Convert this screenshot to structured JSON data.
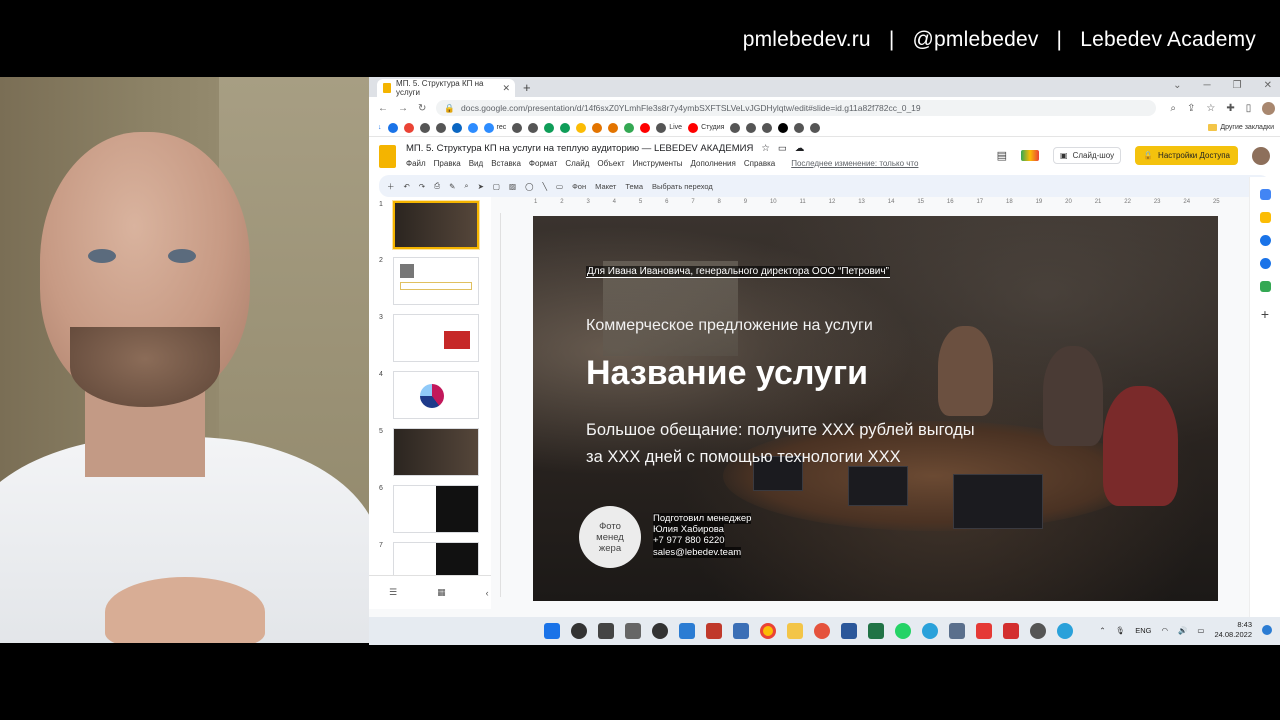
{
  "banner": {
    "site": "pmlebedev.ru",
    "sep1": "|",
    "handle": "@pmlebedev",
    "sep2": "|",
    "academy": "Lebedev Academy"
  },
  "browser": {
    "tab_title": "МП. 5. Структура КП на услуги",
    "url": "docs.google.com/presentation/d/14f6sxZ0YLmhFle3s8r7y4ymbSXFTSLVeLvJGDHylqtw/edit#slide=id.g11a82f782cc_0_19",
    "bookmarks": {
      "rec": "rec",
      "live": "Live",
      "studio": "Студия",
      "other": "Другие закладки"
    }
  },
  "slides_app": {
    "title": "МП. 5. Структура КП на услуги на теплую аудиторию — LEBEDEV АКАДЕМИЯ",
    "menus": [
      "Файл",
      "Правка",
      "Вид",
      "Вставка",
      "Формат",
      "Слайд",
      "Объект",
      "Инструменты",
      "Дополнения",
      "Справка"
    ],
    "last_edit": "Последнее изменение: только что",
    "slideshow_label": "Слайд-шоу",
    "share_label": "Настройки Доступа",
    "toolbar": {
      "bg": "Фон",
      "layout": "Макет",
      "theme": "Тема",
      "transition": "Выбрать переход"
    },
    "slide_numbers": [
      "1",
      "2",
      "3",
      "4",
      "5",
      "6",
      "7"
    ],
    "ruler": [
      "1",
      "2",
      "3",
      "4",
      "5",
      "6",
      "7",
      "8",
      "9",
      "10",
      "11",
      "12",
      "13",
      "14",
      "15",
      "16",
      "17",
      "18",
      "19",
      "20",
      "21",
      "22",
      "23",
      "24",
      "25"
    ]
  },
  "slide": {
    "recipient": "Для Ивана Ивановича, генерального директора ООО “Петрович”",
    "subtitle": "Коммерческое предложение на услуги",
    "title": "Название услуги",
    "promise": "Большое обещание: получите XXX рублей выгоды за XXX дней с помощью технологии XXX",
    "photo_placeholder": "Фото менед жера",
    "manager": {
      "prepared": "Подготовил менеджер",
      "name": "Юлия Хабирова",
      "phone": "+7 977 880 6220",
      "email": "sales@lebedev.team"
    }
  },
  "taskbar": {
    "lang": "ENG",
    "time": "8:43",
    "date": "24.08.2022"
  }
}
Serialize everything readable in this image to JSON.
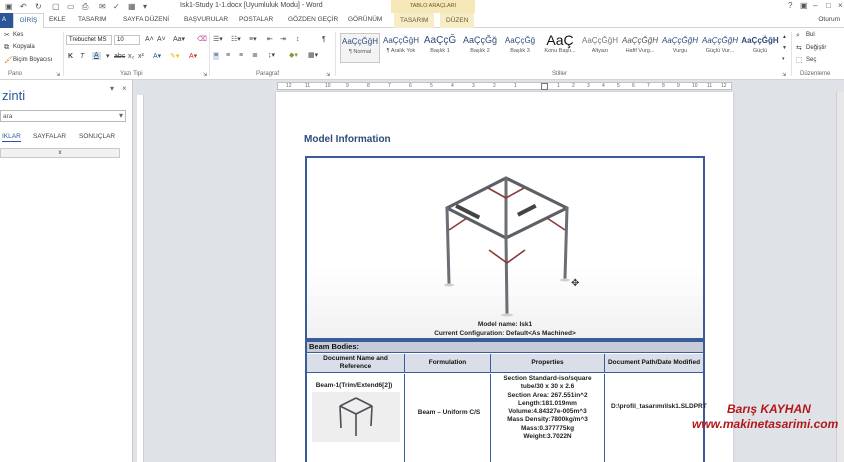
• • • •
* **STATED GOAL**: In the listing above, find the lines holding the word "this" and copy them.

* **TASK SOLUTION**:
Convert this screenshot to structured JSON data.
Serialize everything readable in this image to JSON.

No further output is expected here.